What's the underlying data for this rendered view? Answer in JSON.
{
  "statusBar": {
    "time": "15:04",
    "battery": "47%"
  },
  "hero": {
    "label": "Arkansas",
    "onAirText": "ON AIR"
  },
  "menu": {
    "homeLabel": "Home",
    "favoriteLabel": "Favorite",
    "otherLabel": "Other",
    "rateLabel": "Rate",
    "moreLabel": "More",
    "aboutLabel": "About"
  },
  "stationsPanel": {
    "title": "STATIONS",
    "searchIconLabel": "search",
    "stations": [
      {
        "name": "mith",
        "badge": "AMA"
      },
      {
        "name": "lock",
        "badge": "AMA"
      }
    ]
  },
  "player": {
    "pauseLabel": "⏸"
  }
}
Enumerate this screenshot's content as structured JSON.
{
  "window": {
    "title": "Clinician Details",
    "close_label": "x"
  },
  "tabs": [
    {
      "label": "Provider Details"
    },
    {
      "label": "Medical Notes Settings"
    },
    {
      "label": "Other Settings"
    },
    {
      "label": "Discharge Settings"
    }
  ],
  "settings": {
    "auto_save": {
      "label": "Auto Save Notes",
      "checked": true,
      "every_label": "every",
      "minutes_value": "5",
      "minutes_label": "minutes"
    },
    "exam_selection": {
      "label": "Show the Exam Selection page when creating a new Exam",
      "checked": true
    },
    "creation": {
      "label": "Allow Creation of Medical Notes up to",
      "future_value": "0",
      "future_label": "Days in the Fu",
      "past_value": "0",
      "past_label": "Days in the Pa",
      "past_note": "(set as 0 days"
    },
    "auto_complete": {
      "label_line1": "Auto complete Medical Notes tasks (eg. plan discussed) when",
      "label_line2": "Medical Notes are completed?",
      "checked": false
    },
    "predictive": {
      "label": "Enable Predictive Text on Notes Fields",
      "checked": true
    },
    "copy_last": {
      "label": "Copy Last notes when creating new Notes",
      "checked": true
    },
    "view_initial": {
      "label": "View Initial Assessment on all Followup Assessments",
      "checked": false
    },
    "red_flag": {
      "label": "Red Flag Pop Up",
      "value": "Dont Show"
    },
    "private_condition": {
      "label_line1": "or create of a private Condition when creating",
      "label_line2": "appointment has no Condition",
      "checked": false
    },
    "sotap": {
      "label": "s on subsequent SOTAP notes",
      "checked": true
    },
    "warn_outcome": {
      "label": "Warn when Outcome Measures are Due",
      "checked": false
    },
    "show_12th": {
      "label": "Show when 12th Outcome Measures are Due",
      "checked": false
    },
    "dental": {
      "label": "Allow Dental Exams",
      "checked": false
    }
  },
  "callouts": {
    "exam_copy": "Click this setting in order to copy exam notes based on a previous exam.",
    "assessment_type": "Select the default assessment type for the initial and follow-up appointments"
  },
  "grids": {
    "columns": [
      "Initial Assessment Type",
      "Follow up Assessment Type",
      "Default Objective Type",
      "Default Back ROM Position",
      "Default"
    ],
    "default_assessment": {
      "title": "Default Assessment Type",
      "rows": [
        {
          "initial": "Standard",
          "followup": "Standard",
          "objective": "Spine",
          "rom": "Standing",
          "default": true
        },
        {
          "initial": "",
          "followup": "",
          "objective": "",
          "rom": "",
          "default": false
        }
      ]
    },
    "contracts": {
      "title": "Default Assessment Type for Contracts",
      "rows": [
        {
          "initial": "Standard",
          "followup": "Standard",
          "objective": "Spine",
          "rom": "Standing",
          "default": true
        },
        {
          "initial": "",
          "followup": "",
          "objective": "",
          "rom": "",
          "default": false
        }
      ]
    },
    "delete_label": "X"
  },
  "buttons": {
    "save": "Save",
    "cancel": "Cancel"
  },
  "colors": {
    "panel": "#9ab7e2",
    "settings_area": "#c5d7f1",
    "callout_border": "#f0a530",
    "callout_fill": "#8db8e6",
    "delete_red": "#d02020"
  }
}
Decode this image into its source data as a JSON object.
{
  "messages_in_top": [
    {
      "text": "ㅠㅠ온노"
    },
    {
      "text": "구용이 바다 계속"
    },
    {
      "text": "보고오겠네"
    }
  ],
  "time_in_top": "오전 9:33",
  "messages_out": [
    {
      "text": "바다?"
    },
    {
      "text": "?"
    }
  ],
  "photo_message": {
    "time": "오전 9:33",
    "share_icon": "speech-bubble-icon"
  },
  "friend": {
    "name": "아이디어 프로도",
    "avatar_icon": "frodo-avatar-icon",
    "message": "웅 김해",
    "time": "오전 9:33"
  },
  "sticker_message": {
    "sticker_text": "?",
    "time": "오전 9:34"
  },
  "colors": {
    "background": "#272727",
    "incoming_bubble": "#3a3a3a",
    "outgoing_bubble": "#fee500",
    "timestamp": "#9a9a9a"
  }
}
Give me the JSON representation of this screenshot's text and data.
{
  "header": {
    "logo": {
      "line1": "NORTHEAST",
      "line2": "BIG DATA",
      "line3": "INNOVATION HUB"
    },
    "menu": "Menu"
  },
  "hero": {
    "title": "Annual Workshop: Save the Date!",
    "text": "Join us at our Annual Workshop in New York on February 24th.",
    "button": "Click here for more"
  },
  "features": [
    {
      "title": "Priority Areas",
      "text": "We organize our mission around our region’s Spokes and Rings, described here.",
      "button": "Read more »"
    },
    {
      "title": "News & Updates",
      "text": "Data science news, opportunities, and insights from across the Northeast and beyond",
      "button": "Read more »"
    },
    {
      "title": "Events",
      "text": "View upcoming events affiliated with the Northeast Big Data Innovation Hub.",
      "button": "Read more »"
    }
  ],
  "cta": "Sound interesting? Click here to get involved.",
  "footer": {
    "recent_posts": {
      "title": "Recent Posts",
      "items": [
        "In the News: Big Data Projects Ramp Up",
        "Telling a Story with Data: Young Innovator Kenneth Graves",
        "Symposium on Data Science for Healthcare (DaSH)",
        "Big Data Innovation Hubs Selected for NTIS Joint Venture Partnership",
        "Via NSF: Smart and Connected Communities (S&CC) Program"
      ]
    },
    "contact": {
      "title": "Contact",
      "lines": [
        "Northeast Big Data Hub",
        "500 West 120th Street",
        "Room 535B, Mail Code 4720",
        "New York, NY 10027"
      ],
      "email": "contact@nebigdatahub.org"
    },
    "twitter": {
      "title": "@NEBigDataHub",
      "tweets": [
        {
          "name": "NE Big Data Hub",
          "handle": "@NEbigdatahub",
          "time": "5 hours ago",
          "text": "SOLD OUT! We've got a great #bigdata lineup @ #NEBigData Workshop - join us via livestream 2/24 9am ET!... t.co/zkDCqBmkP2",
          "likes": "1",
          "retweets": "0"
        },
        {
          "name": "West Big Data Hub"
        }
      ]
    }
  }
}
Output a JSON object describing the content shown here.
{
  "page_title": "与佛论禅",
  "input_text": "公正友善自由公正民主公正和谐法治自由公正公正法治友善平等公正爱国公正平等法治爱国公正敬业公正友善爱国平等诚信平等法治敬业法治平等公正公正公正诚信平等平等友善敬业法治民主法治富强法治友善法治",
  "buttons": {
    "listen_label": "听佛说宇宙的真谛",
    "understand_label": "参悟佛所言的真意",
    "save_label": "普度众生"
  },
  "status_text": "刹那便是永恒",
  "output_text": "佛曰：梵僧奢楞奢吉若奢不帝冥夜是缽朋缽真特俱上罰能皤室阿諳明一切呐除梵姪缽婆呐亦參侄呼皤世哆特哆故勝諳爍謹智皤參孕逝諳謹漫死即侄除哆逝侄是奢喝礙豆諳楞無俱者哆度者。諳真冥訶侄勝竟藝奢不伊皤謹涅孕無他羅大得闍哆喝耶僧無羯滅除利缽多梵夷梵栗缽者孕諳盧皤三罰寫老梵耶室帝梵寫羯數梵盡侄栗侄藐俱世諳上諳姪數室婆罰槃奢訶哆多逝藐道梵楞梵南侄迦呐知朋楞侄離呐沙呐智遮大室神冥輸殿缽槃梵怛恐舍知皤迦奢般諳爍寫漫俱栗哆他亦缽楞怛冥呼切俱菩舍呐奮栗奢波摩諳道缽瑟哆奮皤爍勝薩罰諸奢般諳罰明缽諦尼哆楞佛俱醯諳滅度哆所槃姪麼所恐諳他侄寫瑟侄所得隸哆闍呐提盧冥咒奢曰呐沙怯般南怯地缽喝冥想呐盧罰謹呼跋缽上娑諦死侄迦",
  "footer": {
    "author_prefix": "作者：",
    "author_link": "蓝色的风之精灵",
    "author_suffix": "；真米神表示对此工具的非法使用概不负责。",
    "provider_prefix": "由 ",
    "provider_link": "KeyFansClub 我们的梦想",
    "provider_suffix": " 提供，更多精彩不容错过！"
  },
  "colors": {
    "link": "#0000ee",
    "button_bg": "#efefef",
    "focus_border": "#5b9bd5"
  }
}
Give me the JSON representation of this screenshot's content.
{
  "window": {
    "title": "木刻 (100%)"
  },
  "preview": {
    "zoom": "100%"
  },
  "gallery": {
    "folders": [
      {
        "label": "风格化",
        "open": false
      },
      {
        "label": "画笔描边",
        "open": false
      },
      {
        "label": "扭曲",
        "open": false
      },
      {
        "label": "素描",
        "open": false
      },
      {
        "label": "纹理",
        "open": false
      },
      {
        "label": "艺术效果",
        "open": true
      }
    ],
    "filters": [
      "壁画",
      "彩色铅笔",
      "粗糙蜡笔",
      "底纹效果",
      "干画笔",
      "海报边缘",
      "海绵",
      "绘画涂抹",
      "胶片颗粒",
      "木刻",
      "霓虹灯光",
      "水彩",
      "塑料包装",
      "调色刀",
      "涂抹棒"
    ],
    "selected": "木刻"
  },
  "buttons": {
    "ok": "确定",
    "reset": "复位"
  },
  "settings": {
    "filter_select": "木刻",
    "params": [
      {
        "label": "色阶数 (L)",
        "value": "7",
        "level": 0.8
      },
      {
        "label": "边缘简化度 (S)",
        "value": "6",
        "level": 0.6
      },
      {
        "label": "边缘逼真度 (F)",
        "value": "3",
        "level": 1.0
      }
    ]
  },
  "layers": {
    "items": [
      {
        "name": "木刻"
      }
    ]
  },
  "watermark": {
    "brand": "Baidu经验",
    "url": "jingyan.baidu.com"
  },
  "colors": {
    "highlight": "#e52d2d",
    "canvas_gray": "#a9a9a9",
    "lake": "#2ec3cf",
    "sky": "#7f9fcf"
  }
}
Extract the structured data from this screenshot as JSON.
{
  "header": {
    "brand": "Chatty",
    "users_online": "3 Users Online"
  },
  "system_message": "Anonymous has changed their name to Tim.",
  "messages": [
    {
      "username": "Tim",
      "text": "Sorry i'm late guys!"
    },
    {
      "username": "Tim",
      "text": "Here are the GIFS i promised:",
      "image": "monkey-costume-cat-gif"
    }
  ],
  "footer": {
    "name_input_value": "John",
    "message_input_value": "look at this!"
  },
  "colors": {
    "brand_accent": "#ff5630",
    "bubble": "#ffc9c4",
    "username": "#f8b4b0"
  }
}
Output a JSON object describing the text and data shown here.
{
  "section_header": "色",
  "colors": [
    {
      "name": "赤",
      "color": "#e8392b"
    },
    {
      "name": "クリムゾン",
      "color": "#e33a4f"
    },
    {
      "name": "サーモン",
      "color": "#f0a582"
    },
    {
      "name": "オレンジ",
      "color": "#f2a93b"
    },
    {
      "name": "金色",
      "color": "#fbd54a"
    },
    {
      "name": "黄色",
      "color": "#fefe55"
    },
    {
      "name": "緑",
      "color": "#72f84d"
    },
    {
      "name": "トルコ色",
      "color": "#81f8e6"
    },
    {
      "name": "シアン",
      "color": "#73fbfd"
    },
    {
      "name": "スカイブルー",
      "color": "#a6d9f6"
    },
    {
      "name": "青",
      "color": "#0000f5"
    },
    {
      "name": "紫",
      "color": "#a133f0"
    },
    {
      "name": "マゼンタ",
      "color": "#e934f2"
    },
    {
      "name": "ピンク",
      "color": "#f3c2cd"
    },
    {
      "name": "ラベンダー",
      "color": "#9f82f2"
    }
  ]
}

-- What is needed --
Leave out every line before the one containing "Output a JSON object describing the text"; set down that line and all remaining lines of the material exactly.

-- Task result --
Output a JSON object describing the text and data shown here.
{
  "section_header": "色",
  "colors": [
    {
      "name": "赤",
      "color": "#e8392b"
    },
    {
      "name": "クリムゾン",
      "color": "#e33a4f"
    },
    {
      "name": "サーモン",
      "color": "#f0a582"
    },
    {
      "name": "オレンジ",
      "color": "#f2a93b"
    },
    {
      "name": "金色",
      "color": "#fbd54a"
    },
    {
      "name": "黄色",
      "color": "#fefe55"
    },
    {
      "name": "緑",
      "color": "#72f84d"
    },
    {
      "name": "トルコ色",
      "color": "#81f8e6"
    },
    {
      "name": "シアン",
      "color": "#73fbfd"
    },
    {
      "name": "スカイブルー",
      "color": "#a6d9f6"
    },
    {
      "name": "青",
      "color": "#0000f5"
    },
    {
      "name": "紫",
      "color": "#a133f0"
    },
    {
      "name": "マゼンタ",
      "color": "#e934f2"
    },
    {
      "name": "ピンク",
      "color": "#f3c2cd"
    },
    {
      "name": "ラベンダー",
      "color": "#9f82f2"
    }
  ]
}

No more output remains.